+++ Stored records +++

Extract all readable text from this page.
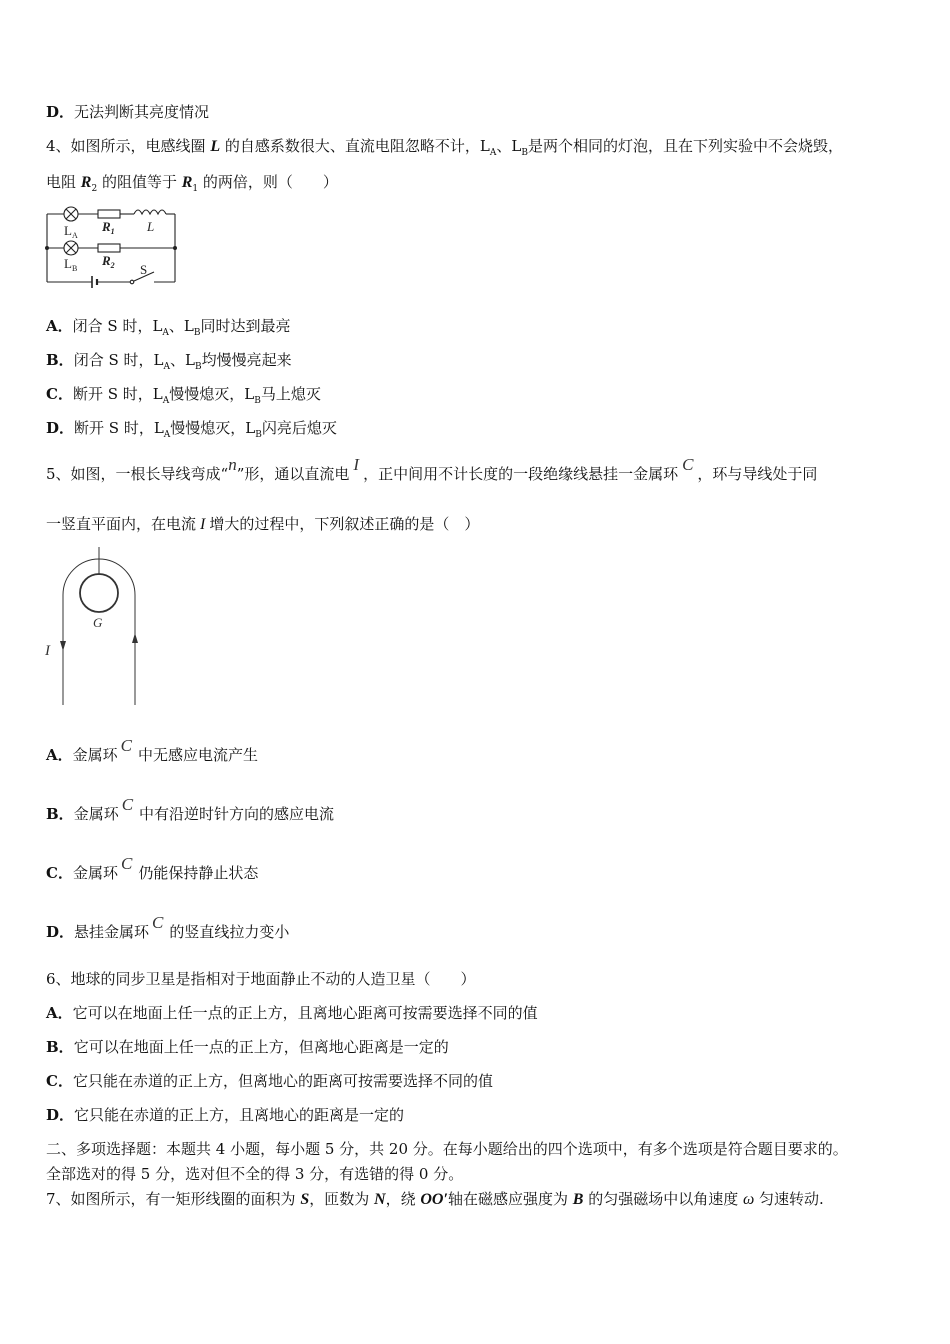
D．无法判断其亮度情况
4、如图所示，电感线圈 L 的自感系数很大、直流电阻忽略不计，$L_A$、$L_B$是两个相同的灯泡，且在下列实验中不会烧毁，
电阻 $R_2$ 的阻值等于 $R_1$ 的两倍，则（　　）
$L_A$
$L_B$
$R_1$
$R_2$
L
S
A．闭合 S 时，$L_A$、$L_B$同时达到最亮
B．闭合 S 时，$L_A$、$L_B$均慢慢亮起来
C．断开 S 时，$L_A$慢慢熄灭，$L_B$马上熄灭
D．断开 S 时，$L_A$慢慢熄灭，$L_B$闪亮后熄灭
5、如图，一根长导线弯成“n”形，通以直流电 I ，正中间用不计长度的一段绝缘线悬挂一金属环 C ，环与导线处于同
一竖直平面内，在电流 I 增大的过程中，下列叙述正确的是（　）
G
I
A．金属环 C 中无感应电流产生
B．金属环 C 中有沿逆时针方向的感应电流
C．金属环 C 仍能保持静止状态
D．悬挂金属环 C 的竖直线拉力变小
6、地球的同步卫星是指相对于地面静止不动的人造卫星（　　）
A．它可以在地面上任一点的正上方，且离地心距离可按需要选择不同的值
B．它可以在地面上任一点的正上方，但离地心距离是一定的
C．它只能在赤道的正上方，但离地心的距离可按需要选择不同的值
D．它只能在赤道的正上方，且离地心的距离是一定的
二、多项选择题：本题共 4 小题，每小题 5 分，共 20 分。在每小题给出的四个选项中，有多个选项是符合题目要求的。
全部选对的得 5 分，选对但不全的得 3 分，有选错的得 0 分。
7、如图所示，有一矩形线圈的面积为 S，匝数为 N，绕 OO′轴在磁感应强度为 B 的匀强磁场中以角速度 ω 匀速转动.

+++

Copy and report every line where the word "它只能在赤道的正上方" is present.

__Right answer__:
C．它只能在赤道的正上方，但离地心的距离可按需要选择不同的值
D．它只能在赤道的正上方，且离地心的距离是一定的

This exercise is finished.